┌─ Extracted data
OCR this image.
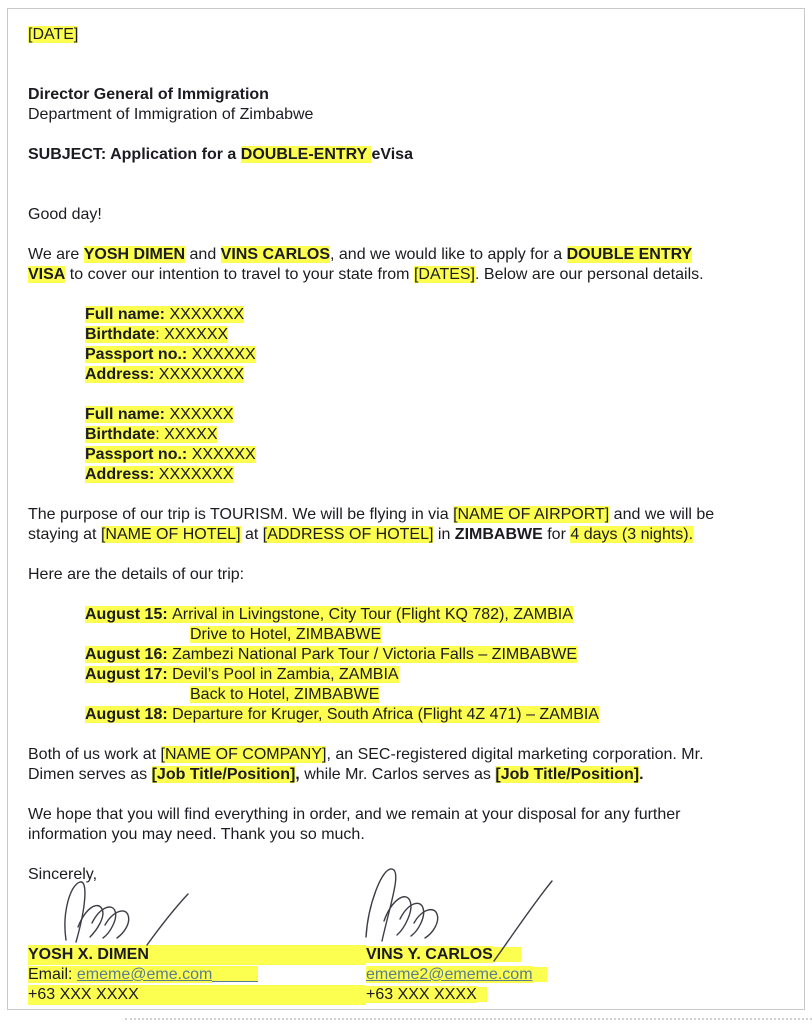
[DATE]

Director General of Immigration
Department of Immigration of Zimbabwe

SUBJECT: Application for a DOUBLE-ENTRY eVisa

Good day!

We are YOSH DIMEN and VINS CARLOS, and we would like to apply for a DOUBLE ENTRY
VISA to cover our intention to travel to your state from [DATES]. Below are our personal details.

Full name: XXXXXXX
Birthdate: XXXXXX
Passport no.: XXXXXX
Address: XXXXXXXX

Full name: XXXXXX
Birthdate: XXXXX
Passport no.: XXXXXX
Address: XXXXXXX

The purpose of our trip is TOURISM. We will be flying in via [NAME OF AIRPORT] and we will be
staying at [NAME OF HOTEL] at [ADDRESS OF HOTEL] in ZIMBABWE for 4 days (3 nights).

Here are the details of our trip:

August 15: Arrival in Livingstone, City Tour (Flight KQ 782), ZAMBIA
Drive to Hotel, ZIMBABWE
August 16: Zambezi National Park Tour / Victoria Falls – ZIMBABWE
August 17: Devil’s Pool in Zambia, ZAMBIA
Back to Hotel, ZIMBABWE
August 18: Departure for Kruger, South Africa (Flight 4Z 471) – ZAMBIA

Both of us work at [NAME OF COMPANY], an SEC-registered digital marketing corporation. Mr.
Dimen serves as [Job Title/Position], while Mr. Carlos serves as [Job Title/Position].

We hope that you will find everything in order, and we remain at your disposal for any further
information you may need. Thank you so much.

Sincerely,

YOSH X. DIMEN	VINS Y. CARLOS
Email: ememe@eme.com	ememe2@ememe.com
+63 XXX XXXX	+63 XXX XXXX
└─
- _Aim_: Isolate each line of the listing above that includes "VINS". Copy it.

- _Solution for this task_:
We are YOSH DIMEN and VINS CARLOS, and we would like to apply for a DOUBLE ENTRY
YOSH X. DIMEN	VINS Y. CARLOS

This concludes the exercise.